What the task requires: Wherever a line in the data below holds "号是桃树", copy that line.

[BEGIN Material for the task]

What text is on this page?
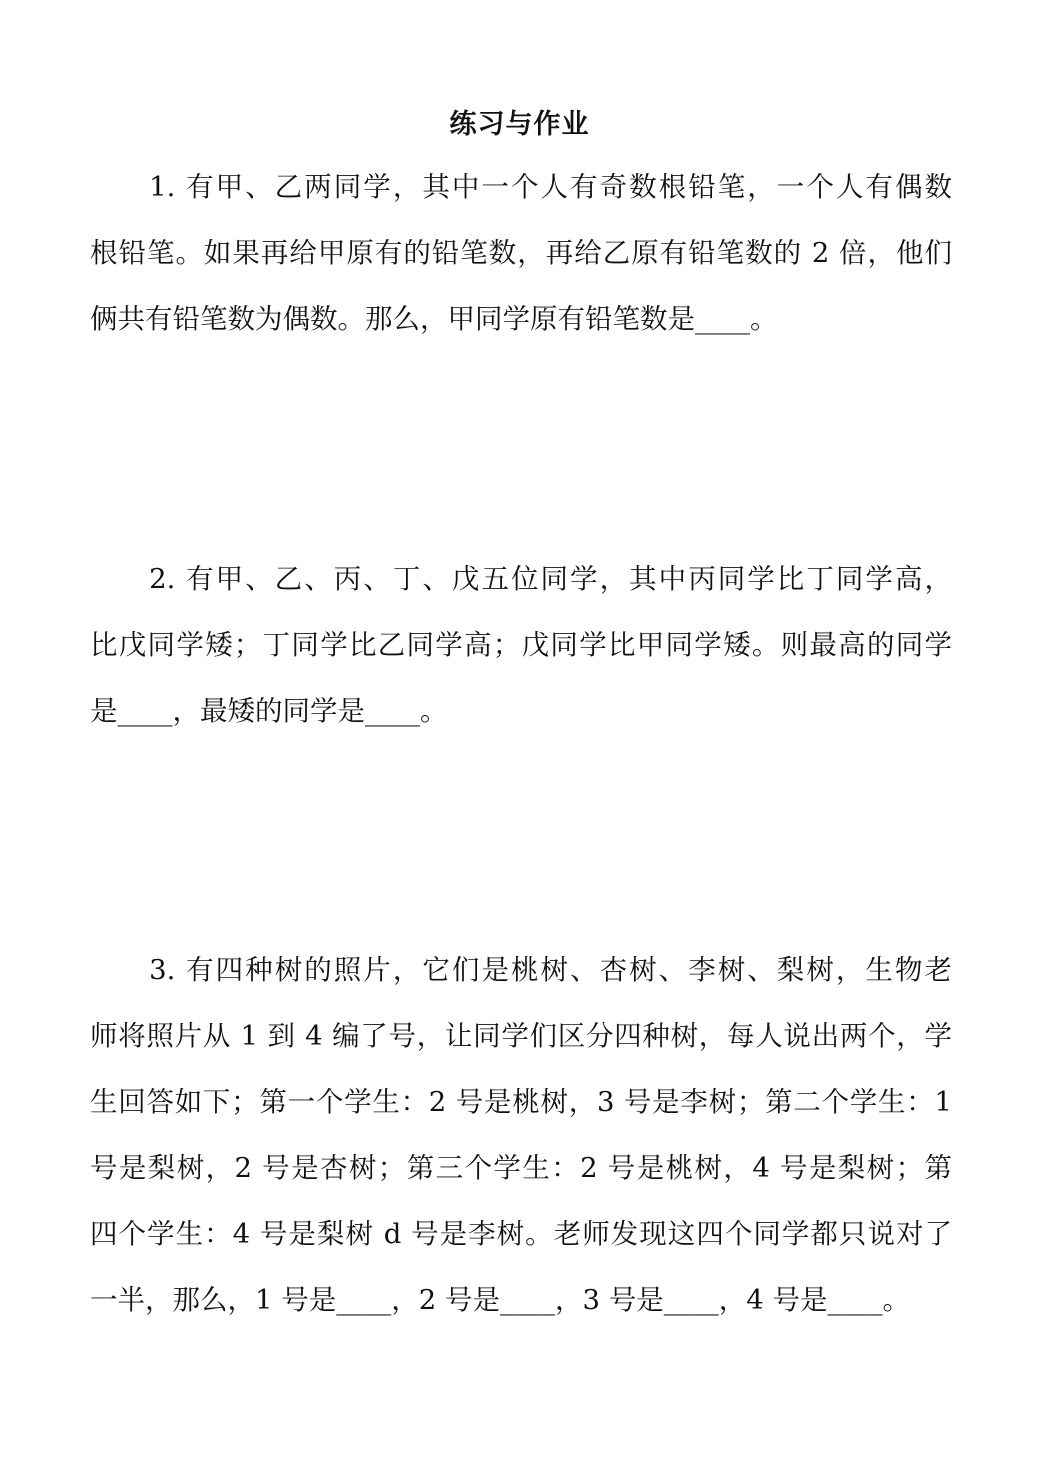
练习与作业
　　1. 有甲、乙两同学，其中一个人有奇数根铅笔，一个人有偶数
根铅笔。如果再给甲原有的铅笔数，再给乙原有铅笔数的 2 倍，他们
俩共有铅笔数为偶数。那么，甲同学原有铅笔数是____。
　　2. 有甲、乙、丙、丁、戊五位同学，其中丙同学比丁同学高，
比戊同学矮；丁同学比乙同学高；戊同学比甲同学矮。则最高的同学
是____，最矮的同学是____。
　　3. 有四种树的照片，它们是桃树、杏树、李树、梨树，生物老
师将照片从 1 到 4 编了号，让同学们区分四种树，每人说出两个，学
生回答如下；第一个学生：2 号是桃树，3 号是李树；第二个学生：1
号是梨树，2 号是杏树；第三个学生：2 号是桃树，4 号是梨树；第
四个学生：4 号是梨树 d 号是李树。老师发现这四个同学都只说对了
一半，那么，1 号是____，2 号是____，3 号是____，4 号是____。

[END Material for the task]

Written answer:
生回答如下；第一个学生：2 号是桃树，3 号是李树；第二个学生：1
号是梨树，2 号是杏树；第三个学生：2 号是桃树，4 号是梨树；第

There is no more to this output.